SHORT PROBLEM:
Restate the whole of the material. Keep every word, and drop the pictures.

— BEGIN RECORDS SUPPLIED —

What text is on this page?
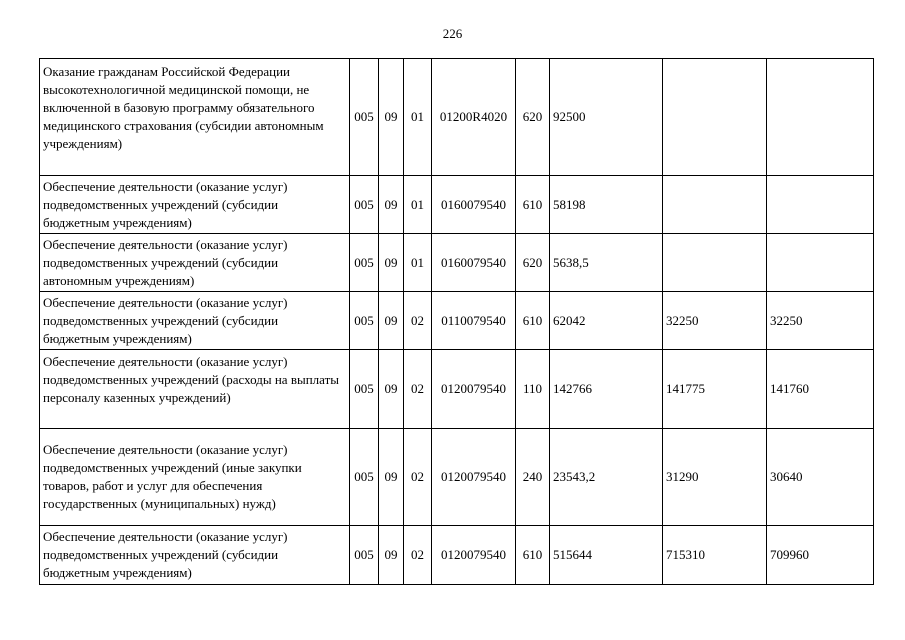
226
Оказание гражданам Российской Федерации высокотехнологичной медицинской помощи, не включенной в базовую программу обязательного медицинского страхования (субсидии автономным учреждениям)	005	09	01	01200R4020	620	92500		
Обеспечение деятельности (оказание услуг) подведомственных учреждений (субсидии бюджетным учреждениям)	005	09	01	0160079540	610	58198		
Обеспечение деятельности (оказание услуг) подведомственных учреждений (субсидии автономным учреждениям)	005	09	01	0160079540	620	5638,5		
Обеспечение деятельности (оказание услуг) подведомственных учреждений (субсидии бюджетным учреждениям)	005	09	02	0110079540	610	62042	32250	32250
Обеспечение деятельности (оказание услуг) подведомственных учреждений (расходы на выплаты персоналу казенных учреждений)	005	09	02	0120079540	110	142766	141775	141760
Обеспечение деятельности (оказание услуг) подведомственных учреждений (иные закупки товаров, работ и услуг для обеспечения государственных (муниципальных) нужд)	005	09	02	0120079540	240	23543,2	31290	30640
Обеспечение деятельности (оказание услуг) подведомственных учреждений (субсидии бюджетным учреждениям)	005	09	02	0120079540	610	515644	715310	709960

— END RECORDS SUPPLIED —

PROBLEM SOLUTION:
What text is on this page?
226
Оказание гражданам Российской Федерации высокотехнологичной медицинской помощи, не включенной в базовую программу обязательного медицинского страхования (субсидии автономным учреждениям)	005	09	01	01200R4020	620	92500		
Обеспечение деятельности (оказание услуг) подведомственных учреждений (субсидии бюджетным учреждениям)	005	09	01	0160079540	610	58198		
Обеспечение деятельности (оказание услуг) подведомственных учреждений (субсидии автономным учреждениям)	005	09	01	0160079540	620	5638,5		
Обеспечение деятельности (оказание услуг) подведомственных учреждений (субсидии бюджетным учреждениям)	005	09	02	0110079540	610	62042	32250	32250
Обеспечение деятельности (оказание услуг) подведомственных учреждений (расходы на выплаты персоналу казенных учреждений)	005	09	02	0120079540	110	142766	141775	141760
Обеспечение деятельности (оказание услуг) подведомственных учреждений (иные закупки товаров, работ и услуг для обеспечения государственных (муниципальных) нужд)	005	09	02	0120079540	240	23543,2	31290	30640
Обеспечение деятельности (оказание услуг) подведомственных учреждений (субсидии бюджетным учреждениям)	005	09	02	0120079540	610	515644	715310	709960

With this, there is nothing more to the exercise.